*The problem*
Draw out every line with the word "MCQs" from the listing below.

** Begin Records shown **

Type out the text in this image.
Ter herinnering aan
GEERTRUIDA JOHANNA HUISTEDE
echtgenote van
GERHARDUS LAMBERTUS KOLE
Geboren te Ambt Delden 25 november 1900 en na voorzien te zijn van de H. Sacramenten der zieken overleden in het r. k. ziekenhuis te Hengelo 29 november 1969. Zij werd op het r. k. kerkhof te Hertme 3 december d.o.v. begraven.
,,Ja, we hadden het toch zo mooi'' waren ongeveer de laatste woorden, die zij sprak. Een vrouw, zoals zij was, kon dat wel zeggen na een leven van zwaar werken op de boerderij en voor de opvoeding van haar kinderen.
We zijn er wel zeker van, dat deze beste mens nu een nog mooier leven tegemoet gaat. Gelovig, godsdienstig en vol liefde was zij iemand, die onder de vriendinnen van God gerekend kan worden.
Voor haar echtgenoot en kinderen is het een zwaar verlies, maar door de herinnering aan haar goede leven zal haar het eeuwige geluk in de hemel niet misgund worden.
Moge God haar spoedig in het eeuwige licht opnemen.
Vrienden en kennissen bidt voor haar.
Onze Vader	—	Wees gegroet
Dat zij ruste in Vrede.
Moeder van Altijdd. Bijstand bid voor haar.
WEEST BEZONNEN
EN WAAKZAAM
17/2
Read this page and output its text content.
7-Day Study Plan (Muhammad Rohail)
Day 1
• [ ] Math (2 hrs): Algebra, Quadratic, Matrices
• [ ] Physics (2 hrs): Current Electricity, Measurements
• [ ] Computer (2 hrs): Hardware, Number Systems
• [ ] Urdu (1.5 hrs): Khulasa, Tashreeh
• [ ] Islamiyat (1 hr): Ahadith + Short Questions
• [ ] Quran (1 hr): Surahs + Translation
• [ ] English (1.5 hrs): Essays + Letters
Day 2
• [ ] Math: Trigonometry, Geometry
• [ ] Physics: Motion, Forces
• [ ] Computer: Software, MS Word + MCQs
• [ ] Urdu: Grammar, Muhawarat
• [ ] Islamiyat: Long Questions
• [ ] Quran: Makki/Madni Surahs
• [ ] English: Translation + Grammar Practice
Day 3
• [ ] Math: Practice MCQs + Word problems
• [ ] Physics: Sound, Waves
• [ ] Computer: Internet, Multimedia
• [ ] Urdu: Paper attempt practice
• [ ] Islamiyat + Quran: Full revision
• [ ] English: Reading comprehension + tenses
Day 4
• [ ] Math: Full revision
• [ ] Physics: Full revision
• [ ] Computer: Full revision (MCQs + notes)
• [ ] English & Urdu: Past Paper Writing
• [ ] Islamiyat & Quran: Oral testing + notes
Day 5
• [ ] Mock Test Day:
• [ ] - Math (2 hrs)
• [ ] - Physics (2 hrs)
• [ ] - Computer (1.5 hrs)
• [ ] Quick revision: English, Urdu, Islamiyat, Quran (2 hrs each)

** End Records shown **

*Exercise result*
• [ ] Computer: Software, MS Word + MCQs
• [ ] Math: Practice MCQs + Word problems
• [ ] Computer: Full revision (MCQs + notes)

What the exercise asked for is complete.